**Set exercise**
Filter these entries so that only lines with the word "delta" remain.

**Given data**

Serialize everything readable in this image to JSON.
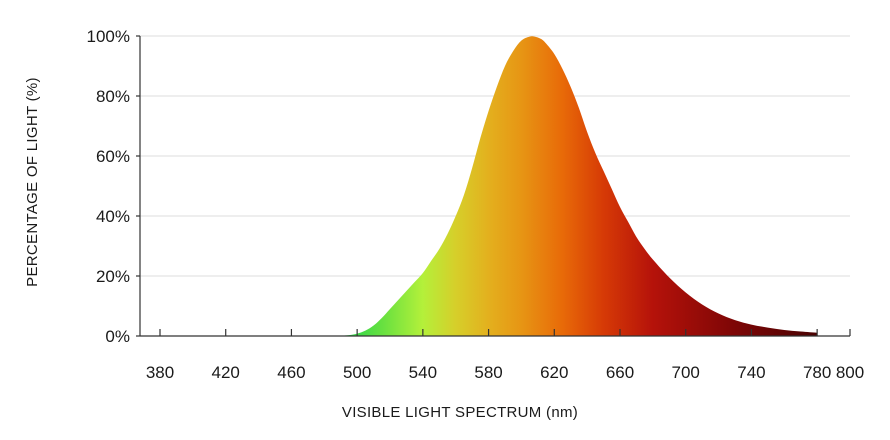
{
  "chart_data": {
    "type": "area",
    "title": "",
    "xlabel": "VISIBLE LIGHT SPECTRUM (nm)",
    "ylabel": "PERCENTAGE OF LIGHT (%)",
    "xlim": [
      370,
      800
    ],
    "ylim": [
      0,
      100
    ],
    "x_ticks": [
      380,
      420,
      460,
      500,
      540,
      580,
      620,
      660,
      700,
      740,
      780,
      800
    ],
    "x_tick_labels": [
      "380",
      "420",
      "460",
      "500",
      "540",
      "580",
      "620",
      "660",
      "700",
      "740",
      "780",
      "800"
    ],
    "y_ticks": [
      0,
      20,
      40,
      60,
      80,
      100
    ],
    "y_tick_labels": [
      "0%",
      "20%",
      "40%",
      "60%",
      "80%",
      "100%"
    ],
    "grid": "horizontal",
    "fill": "wavelength-colored gradient (green to yellow to orange to red to dark red)",
    "series": [
      {
        "x": [
          488,
          495,
          500,
          505,
          510,
          515,
          520,
          525,
          530,
          535,
          540,
          545,
          550,
          555,
          560,
          565,
          570,
          575,
          580,
          585,
          590,
          595,
          600,
          605,
          608,
          612,
          615,
          620,
          625,
          630,
          635,
          640,
          645,
          650,
          655,
          660,
          665,
          670,
          675,
          680,
          690,
          700,
          710,
          720,
          730,
          740,
          750,
          760,
          770,
          780
        ],
        "values": [
          0,
          0.3,
          0.8,
          1.8,
          3.5,
          6,
          9,
          12,
          15,
          18,
          21,
          25,
          29,
          34,
          40,
          47,
          56,
          66,
          75,
          83,
          90,
          95,
          98.5,
          99.8,
          99.8,
          99,
          97.5,
          94,
          89,
          83,
          76,
          68,
          61,
          55,
          49,
          43,
          38,
          33,
          29,
          25.5,
          19.5,
          14.5,
          10.5,
          7.5,
          5.3,
          3.8,
          2.8,
          2.0,
          1.5,
          1.1
        ]
      }
    ],
    "colors": {
      "gridline": "#dddddd",
      "axis": "#333333",
      "gradient_stops": [
        {
          "nm": 495,
          "color": "#2fd64b"
        },
        {
          "nm": 515,
          "color": "#66e040"
        },
        {
          "nm": 540,
          "color": "#b4f03a"
        },
        {
          "nm": 560,
          "color": "#d6cf2a"
        },
        {
          "nm": 580,
          "color": "#e3b01e"
        },
        {
          "nm": 600,
          "color": "#e79514"
        },
        {
          "nm": 625,
          "color": "#e86a08"
        },
        {
          "nm": 650,
          "color": "#d63a06"
        },
        {
          "nm": 680,
          "color": "#b5120a"
        },
        {
          "nm": 730,
          "color": "#7d0606"
        },
        {
          "nm": 780,
          "color": "#4a0303"
        }
      ]
    }
  }
}
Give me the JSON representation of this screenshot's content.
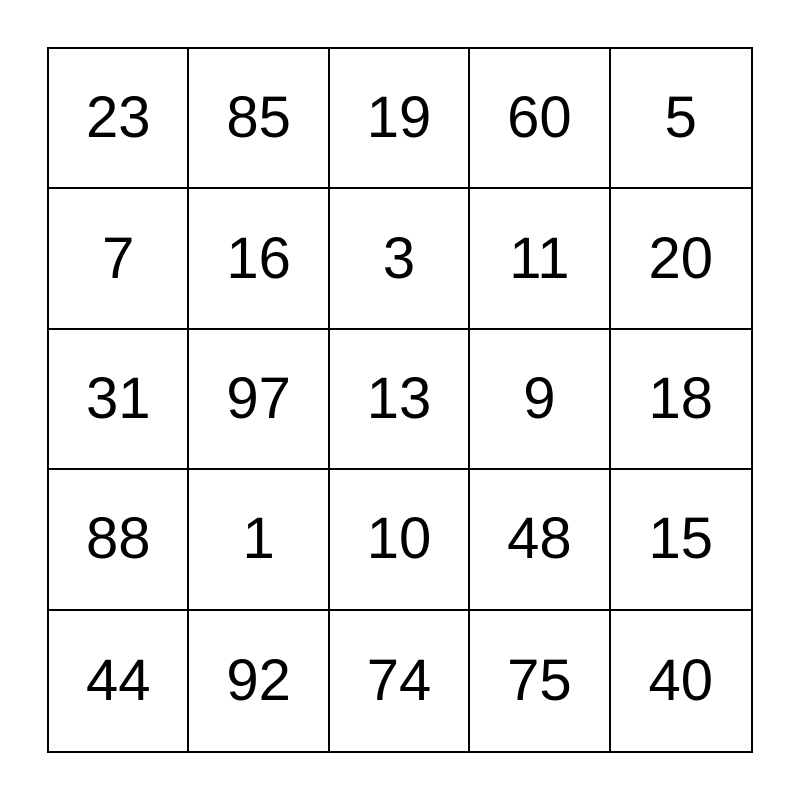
{
  "card": {
    "type": "bingo-number-card",
    "grid_size": "5x5",
    "rows": [
      [
        "23",
        "85",
        "19",
        "60",
        "5"
      ],
      [
        "7",
        "16",
        "3",
        "11",
        "20"
      ],
      [
        "31",
        "97",
        "13",
        "9",
        "18"
      ],
      [
        "88",
        "1",
        "10",
        "48",
        "15"
      ],
      [
        "44",
        "92",
        "74",
        "75",
        "40"
      ]
    ],
    "colors": {
      "background": "#ffffff",
      "grid_line": "#000000",
      "text": "#000000"
    }
  }
}
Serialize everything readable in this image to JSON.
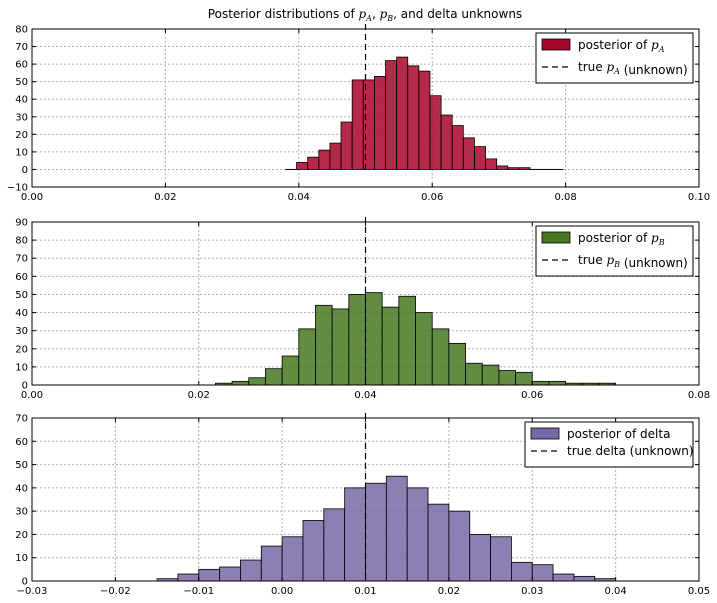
{
  "figure_title": "Posterior distributions of p_A, p_B, and delta unknowns",
  "chart_data": [
    {
      "type": "bar",
      "subtype": "histogram",
      "title": "Posterior distributions of p_A, p_B, and delta unknowns",
      "color": "#A60628",
      "xlim": [
        0.0,
        0.1
      ],
      "ylim": [
        -10,
        80
      ],
      "xticks": [
        0.0,
        0.02,
        0.04,
        0.06,
        0.08,
        0.1
      ],
      "xtick_labels": [
        "0.00",
        "0.02",
        "0.04",
        "0.06",
        "0.08",
        "0.10"
      ],
      "yticks": [
        -10,
        0,
        10,
        20,
        30,
        40,
        50,
        60,
        70,
        80
      ],
      "grid": true,
      "legend_position": "top-right",
      "legend": [
        "posterior of p_A",
        "true p_A (unknown)"
      ],
      "true_value": 0.05,
      "bins": [
        {
          "x": 0.038,
          "y": 0
        },
        {
          "x": 0.039667,
          "y": 4
        },
        {
          "x": 0.041333,
          "y": 7
        },
        {
          "x": 0.043,
          "y": 11
        },
        {
          "x": 0.044667,
          "y": 15
        },
        {
          "x": 0.046333,
          "y": 27
        },
        {
          "x": 0.048,
          "y": 51
        },
        {
          "x": 0.049667,
          "y": 51
        },
        {
          "x": 0.051333,
          "y": 53
        },
        {
          "x": 0.053,
          "y": 62
        },
        {
          "x": 0.054667,
          "y": 64
        },
        {
          "x": 0.056333,
          "y": 59
        },
        {
          "x": 0.058,
          "y": 56
        },
        {
          "x": 0.059667,
          "y": 42
        },
        {
          "x": 0.061333,
          "y": 31
        },
        {
          "x": 0.063,
          "y": 25
        },
        {
          "x": 0.064667,
          "y": 18
        },
        {
          "x": 0.066333,
          "y": 13
        },
        {
          "x": 0.068,
          "y": 6
        },
        {
          "x": 0.069667,
          "y": 2
        },
        {
          "x": 0.071333,
          "y": 1
        },
        {
          "x": 0.073,
          "y": 1
        },
        {
          "x": 0.074667,
          "y": 0
        },
        {
          "x": 0.076333,
          "y": 0
        },
        {
          "x": 0.078,
          "y": 0
        }
      ],
      "bin_width": 0.001667
    },
    {
      "type": "bar",
      "subtype": "histogram",
      "title": "",
      "color": "#467821",
      "xlim": [
        0.0,
        0.08
      ],
      "ylim": [
        0,
        90
      ],
      "xticks": [
        0.0,
        0.02,
        0.04,
        0.06,
        0.08
      ],
      "xtick_labels": [
        "0.00",
        "0.02",
        "0.04",
        "0.06",
        "0.08"
      ],
      "yticks": [
        0,
        10,
        20,
        30,
        40,
        50,
        60,
        70,
        80,
        90
      ],
      "grid": true,
      "legend_position": "top-right",
      "legend": [
        "posterior of p_B",
        "true p_B (unknown)"
      ],
      "true_value": 0.04,
      "bins": [
        {
          "x": 0.02,
          "y": 0
        },
        {
          "x": 0.022,
          "y": 1
        },
        {
          "x": 0.024,
          "y": 2
        },
        {
          "x": 0.026,
          "y": 4
        },
        {
          "x": 0.028,
          "y": 9
        },
        {
          "x": 0.03,
          "y": 16
        },
        {
          "x": 0.032,
          "y": 31
        },
        {
          "x": 0.034,
          "y": 44
        },
        {
          "x": 0.036,
          "y": 42
        },
        {
          "x": 0.038,
          "y": 50
        },
        {
          "x": 0.04,
          "y": 51
        },
        {
          "x": 0.042,
          "y": 43
        },
        {
          "x": 0.044,
          "y": 49
        },
        {
          "x": 0.046,
          "y": 40
        },
        {
          "x": 0.048,
          "y": 31
        },
        {
          "x": 0.05,
          "y": 23
        },
        {
          "x": 0.052,
          "y": 12
        },
        {
          "x": 0.054,
          "y": 11
        },
        {
          "x": 0.056,
          "y": 8
        },
        {
          "x": 0.058,
          "y": 7
        },
        {
          "x": 0.06,
          "y": 2
        },
        {
          "x": 0.062,
          "y": 2
        },
        {
          "x": 0.064,
          "y": 1
        },
        {
          "x": 0.066,
          "y": 1
        },
        {
          "x": 0.068,
          "y": 1
        },
        {
          "x": 0.07,
          "y": 0
        }
      ],
      "bin_width": 0.002
    },
    {
      "type": "bar",
      "subtype": "histogram",
      "title": "",
      "color": "#7A68A6",
      "xlim": [
        -0.03,
        0.05
      ],
      "ylim": [
        0,
        70
      ],
      "xticks": [
        -0.03,
        -0.02,
        -0.01,
        0.0,
        0.01,
        0.02,
        0.03,
        0.04,
        0.05
      ],
      "xtick_labels": [
        "−0.03",
        "−0.02",
        "−0.01",
        "0.00",
        "0.01",
        "0.02",
        "0.03",
        "0.04",
        "0.05"
      ],
      "yticks": [
        0,
        10,
        20,
        30,
        40,
        50,
        60,
        70
      ],
      "grid": true,
      "legend_position": "top-right",
      "legend": [
        "posterior of delta",
        "true delta (unknown)"
      ],
      "true_value": 0.01,
      "bins": [
        {
          "x": -0.0275,
          "y": 0
        },
        {
          "x": -0.025,
          "y": 0
        },
        {
          "x": -0.0225,
          "y": 0
        },
        {
          "x": -0.02,
          "y": 0
        },
        {
          "x": -0.0175,
          "y": 0
        },
        {
          "x": -0.015,
          "y": 1
        },
        {
          "x": -0.0125,
          "y": 3
        },
        {
          "x": -0.01,
          "y": 5
        },
        {
          "x": -0.0075,
          "y": 6
        },
        {
          "x": -0.005,
          "y": 9
        },
        {
          "x": -0.0025,
          "y": 15
        },
        {
          "x": 0.0,
          "y": 19
        },
        {
          "x": 0.0025,
          "y": 26
        },
        {
          "x": 0.005,
          "y": 31
        },
        {
          "x": 0.0075,
          "y": 40
        },
        {
          "x": 0.01,
          "y": 42
        },
        {
          "x": 0.0125,
          "y": 45
        },
        {
          "x": 0.015,
          "y": 40
        },
        {
          "x": 0.0175,
          "y": 33
        },
        {
          "x": 0.02,
          "y": 30
        },
        {
          "x": 0.0225,
          "y": 20
        },
        {
          "x": 0.025,
          "y": 19
        },
        {
          "x": 0.0275,
          "y": 8
        },
        {
          "x": 0.03,
          "y": 7
        },
        {
          "x": 0.0325,
          "y": 3
        },
        {
          "x": 0.035,
          "y": 2
        },
        {
          "x": 0.0375,
          "y": 1
        },
        {
          "x": 0.04,
          "y": 0
        },
        {
          "x": 0.0425,
          "y": 0
        },
        {
          "x": 0.045,
          "y": 0
        }
      ],
      "bin_width": 0.0025
    }
  ]
}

**Complete output**
  "figure_title": "Posterior distributions of p_A, p_B, and delta unknowns",
      "title": "Posterior distributions of p_A, p_B, and delta unknowns",
        "posterior of delta",
        "true delta (unknown)"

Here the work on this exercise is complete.